YOUR TASK: Draw out every line with the word "Janob" from the listing below.

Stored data
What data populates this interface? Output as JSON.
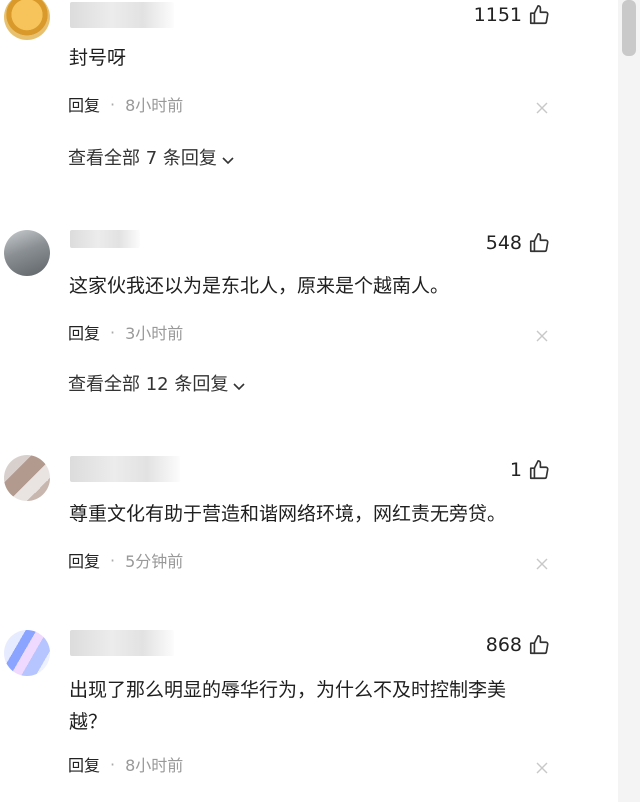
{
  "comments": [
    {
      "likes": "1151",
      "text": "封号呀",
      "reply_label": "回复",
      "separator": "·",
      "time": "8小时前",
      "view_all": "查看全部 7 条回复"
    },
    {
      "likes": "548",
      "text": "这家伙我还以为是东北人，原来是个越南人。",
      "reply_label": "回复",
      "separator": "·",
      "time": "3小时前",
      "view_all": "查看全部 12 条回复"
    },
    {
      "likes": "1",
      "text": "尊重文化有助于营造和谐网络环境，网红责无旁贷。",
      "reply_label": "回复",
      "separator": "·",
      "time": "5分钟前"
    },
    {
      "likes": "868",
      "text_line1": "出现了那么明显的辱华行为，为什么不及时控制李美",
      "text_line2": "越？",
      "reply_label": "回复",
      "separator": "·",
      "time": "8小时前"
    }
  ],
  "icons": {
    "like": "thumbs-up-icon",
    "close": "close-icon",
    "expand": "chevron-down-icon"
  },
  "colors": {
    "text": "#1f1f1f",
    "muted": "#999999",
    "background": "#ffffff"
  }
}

* * *

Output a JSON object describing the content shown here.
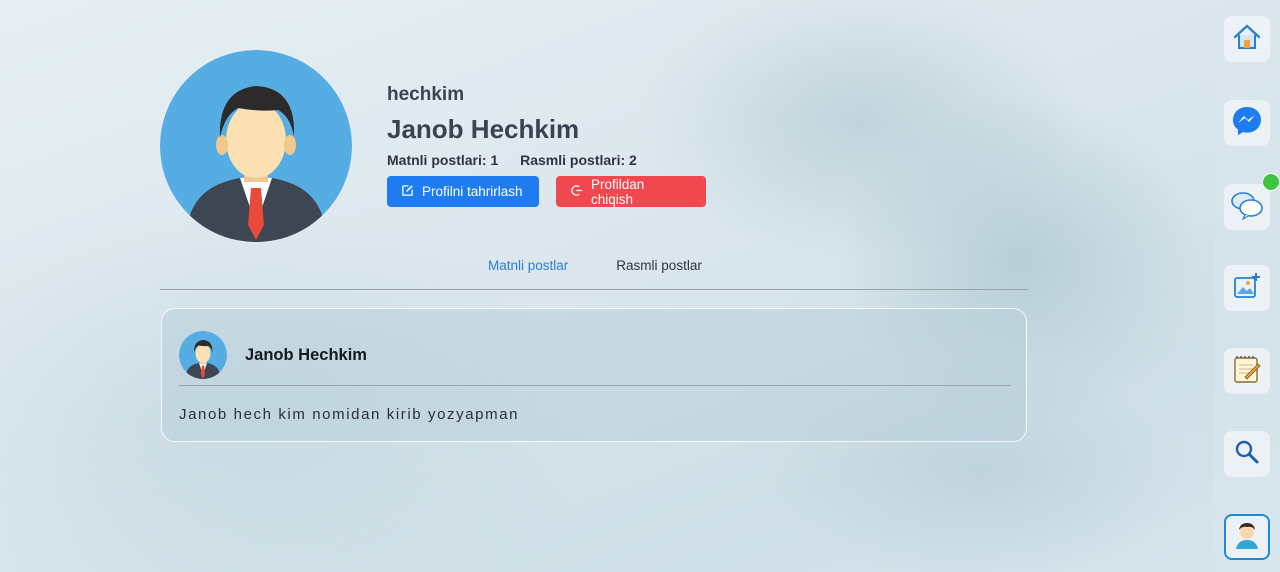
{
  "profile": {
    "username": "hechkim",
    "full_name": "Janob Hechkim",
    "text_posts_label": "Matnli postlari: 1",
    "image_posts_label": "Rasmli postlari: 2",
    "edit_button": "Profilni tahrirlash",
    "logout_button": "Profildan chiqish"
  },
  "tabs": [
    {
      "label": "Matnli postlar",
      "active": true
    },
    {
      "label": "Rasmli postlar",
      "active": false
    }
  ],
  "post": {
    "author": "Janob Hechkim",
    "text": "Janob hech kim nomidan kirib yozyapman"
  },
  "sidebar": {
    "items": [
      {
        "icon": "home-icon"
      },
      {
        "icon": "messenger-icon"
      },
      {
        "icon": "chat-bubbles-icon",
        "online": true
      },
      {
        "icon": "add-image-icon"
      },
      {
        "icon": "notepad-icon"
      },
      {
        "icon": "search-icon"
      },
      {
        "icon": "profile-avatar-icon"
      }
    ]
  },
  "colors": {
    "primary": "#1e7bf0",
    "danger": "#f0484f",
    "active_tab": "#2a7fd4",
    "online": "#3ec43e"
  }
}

--

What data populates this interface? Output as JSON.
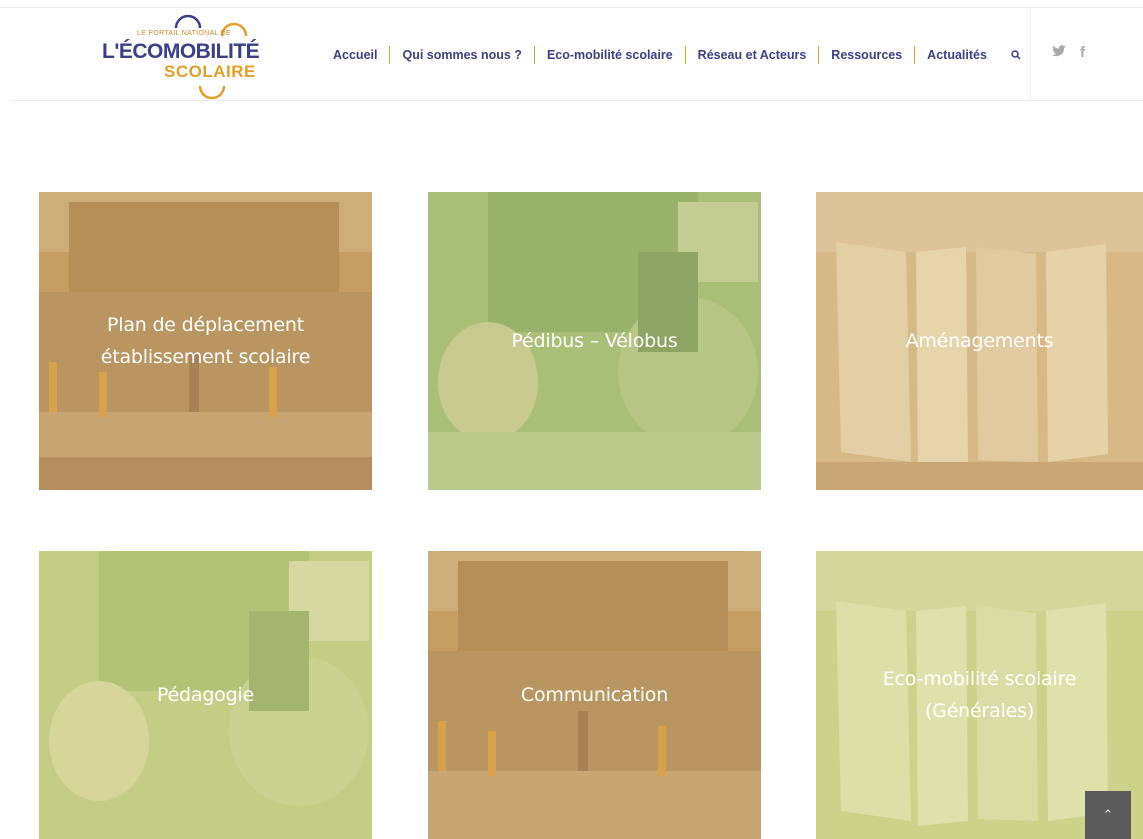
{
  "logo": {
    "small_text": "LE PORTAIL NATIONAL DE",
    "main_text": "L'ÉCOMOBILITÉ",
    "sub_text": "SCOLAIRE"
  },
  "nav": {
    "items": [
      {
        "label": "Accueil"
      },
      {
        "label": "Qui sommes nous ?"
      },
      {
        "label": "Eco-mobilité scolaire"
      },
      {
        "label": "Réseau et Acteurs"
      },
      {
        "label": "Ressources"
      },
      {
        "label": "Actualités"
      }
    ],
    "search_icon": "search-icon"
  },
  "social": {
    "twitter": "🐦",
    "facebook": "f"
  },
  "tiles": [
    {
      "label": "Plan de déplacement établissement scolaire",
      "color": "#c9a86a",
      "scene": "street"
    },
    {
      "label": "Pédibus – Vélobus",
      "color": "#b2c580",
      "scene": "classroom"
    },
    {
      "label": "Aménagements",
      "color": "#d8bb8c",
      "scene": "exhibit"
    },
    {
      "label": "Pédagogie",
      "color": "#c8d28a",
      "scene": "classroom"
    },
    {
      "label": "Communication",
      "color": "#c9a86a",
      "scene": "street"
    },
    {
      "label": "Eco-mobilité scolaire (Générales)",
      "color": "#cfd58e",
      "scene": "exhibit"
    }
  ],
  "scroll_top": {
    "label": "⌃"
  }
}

COMPLETE ANSWER:
    "full_name": "Janob Hechkim",
    "author": "Janob Hechkim",
    "text": "Janob hech kim nomidan kirib yozyapman"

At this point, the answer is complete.